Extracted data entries
☆ ☆ ☆ ☆ ☆ ☆ ☆
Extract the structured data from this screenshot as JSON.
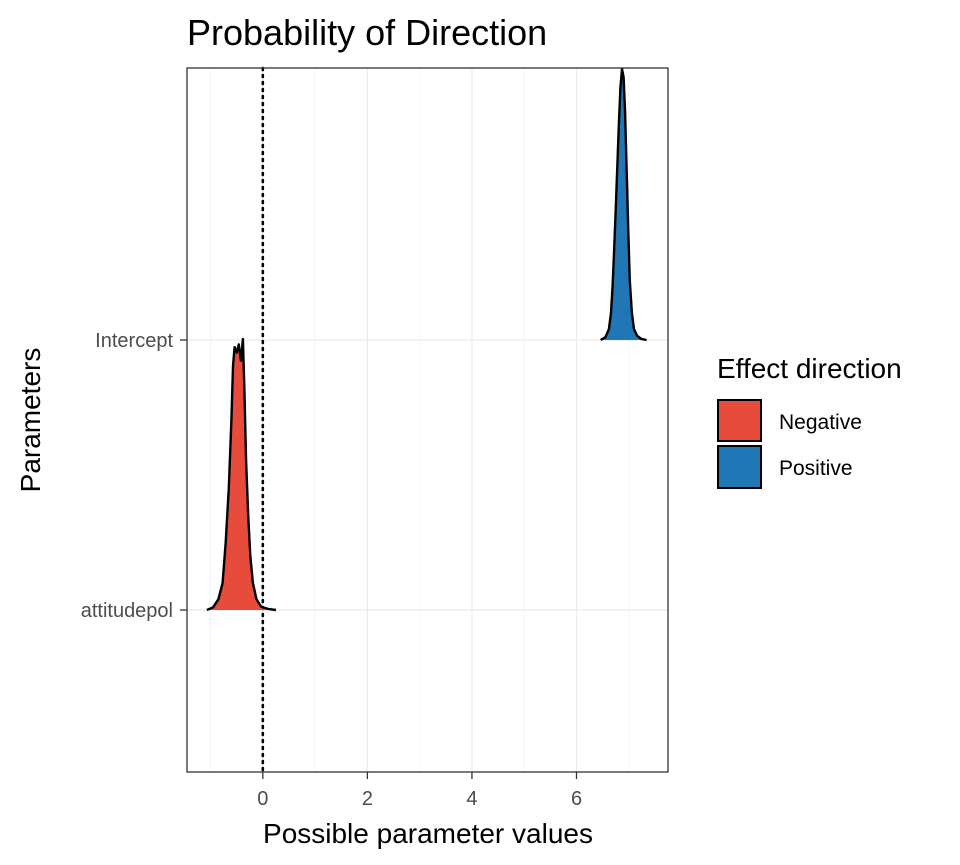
{
  "chart_data": {
    "type": "density-ridge",
    "title": "Probability of Direction",
    "xlabel": "Possible parameter values",
    "ylabel": "Parameters",
    "xlim": [
      -1.45,
      7.75
    ],
    "x_ticks": [
      "0",
      "2",
      "4",
      "6"
    ],
    "x_tick_values": [
      0,
      2,
      4,
      6
    ],
    "grid": true,
    "reference_line": {
      "x": 0,
      "style": "dotted"
    },
    "parameters": [
      "attitudepol",
      "Intercept"
    ],
    "legend": {
      "title": "Effect direction",
      "placement": "right",
      "entries": [
        {
          "label": "Negative",
          "color": "#E64B3C"
        },
        {
          "label": "Positive",
          "color": "#2176B5"
        }
      ]
    },
    "series": [
      {
        "parameter": "Intercept",
        "direction": "Positive",
        "color": "#2176B5",
        "density_x": [
          6.46,
          6.55,
          6.62,
          6.66,
          6.69,
          6.72,
          6.75,
          6.78,
          6.81,
          6.84,
          6.87,
          6.9,
          6.93,
          6.96,
          6.99,
          7.02,
          7.06,
          7.1,
          7.16,
          7.24,
          7.34
        ],
        "density_y": [
          0.0,
          0.01,
          0.04,
          0.1,
          0.2,
          0.33,
          0.48,
          0.64,
          0.8,
          0.93,
          1.0,
          0.97,
          0.84,
          0.62,
          0.4,
          0.22,
          0.1,
          0.04,
          0.015,
          0.004,
          0.0
        ]
      },
      {
        "parameter": "attitudepol",
        "direction": "Negative",
        "color": "#E64B3C",
        "density_x": [
          -1.07,
          -0.95,
          -0.85,
          -0.77,
          -0.71,
          -0.65,
          -0.6,
          -0.57,
          -0.54,
          -0.5,
          -0.46,
          -0.42,
          -0.38,
          -0.35,
          -0.32,
          -0.28,
          -0.24,
          -0.19,
          -0.12,
          -0.03,
          0.0,
          0.1,
          0.25
        ],
        "density_y": [
          0.0,
          0.01,
          0.04,
          0.1,
          0.25,
          0.45,
          0.7,
          0.9,
          0.97,
          0.95,
          0.98,
          0.92,
          1.0,
          0.8,
          0.55,
          0.35,
          0.2,
          0.1,
          0.04,
          0.012,
          0.01,
          0.004,
          0.0
        ]
      }
    ]
  }
}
☆ ☆ ☆ ☆ ☆ ☆ ☆
■ **Problem to work on**
Without the pictures, return all the records precisely as they stand.

■ **Solution for this exercise**
Extract the structured data from this screenshot as JSON.
{
  "chart_data": {
    "type": "density-ridge",
    "title": "Probability of Direction",
    "xlabel": "Possible parameter values",
    "ylabel": "Parameters",
    "xlim": [
      -1.45,
      7.75
    ],
    "x_ticks": [
      "0",
      "2",
      "4",
      "6"
    ],
    "x_tick_values": [
      0,
      2,
      4,
      6
    ],
    "grid": true,
    "reference_line": {
      "x": 0,
      "style": "dotted"
    },
    "parameters": [
      "attitudepol",
      "Intercept"
    ],
    "legend": {
      "title": "Effect direction",
      "placement": "right",
      "entries": [
        {
          "label": "Negative",
          "color": "#E64B3C"
        },
        {
          "label": "Positive",
          "color": "#2176B5"
        }
      ]
    },
    "series": [
      {
        "parameter": "Intercept",
        "direction": "Positive",
        "color": "#2176B5",
        "density_x": [
          6.46,
          6.55,
          6.62,
          6.66,
          6.69,
          6.72,
          6.75,
          6.78,
          6.81,
          6.84,
          6.87,
          6.9,
          6.93,
          6.96,
          6.99,
          7.02,
          7.06,
          7.1,
          7.16,
          7.24,
          7.34
        ],
        "density_y": [
          0.0,
          0.01,
          0.04,
          0.1,
          0.2,
          0.33,
          0.48,
          0.64,
          0.8,
          0.93,
          1.0,
          0.97,
          0.84,
          0.62,
          0.4,
          0.22,
          0.1,
          0.04,
          0.015,
          0.004,
          0.0
        ]
      },
      {
        "parameter": "attitudepol",
        "direction": "Negative",
        "color": "#E64B3C",
        "density_x": [
          -1.07,
          -0.95,
          -0.85,
          -0.77,
          -0.71,
          -0.65,
          -0.6,
          -0.57,
          -0.54,
          -0.5,
          -0.46,
          -0.42,
          -0.38,
          -0.35,
          -0.32,
          -0.28,
          -0.24,
          -0.19,
          -0.12,
          -0.03,
          0.0,
          0.1,
          0.25
        ],
        "density_y": [
          0.0,
          0.01,
          0.04,
          0.1,
          0.25,
          0.45,
          0.7,
          0.9,
          0.97,
          0.95,
          0.98,
          0.92,
          1.0,
          0.8,
          0.55,
          0.35,
          0.2,
          0.1,
          0.04,
          0.012,
          0.01,
          0.004,
          0.0
        ]
      }
    ]
  }
}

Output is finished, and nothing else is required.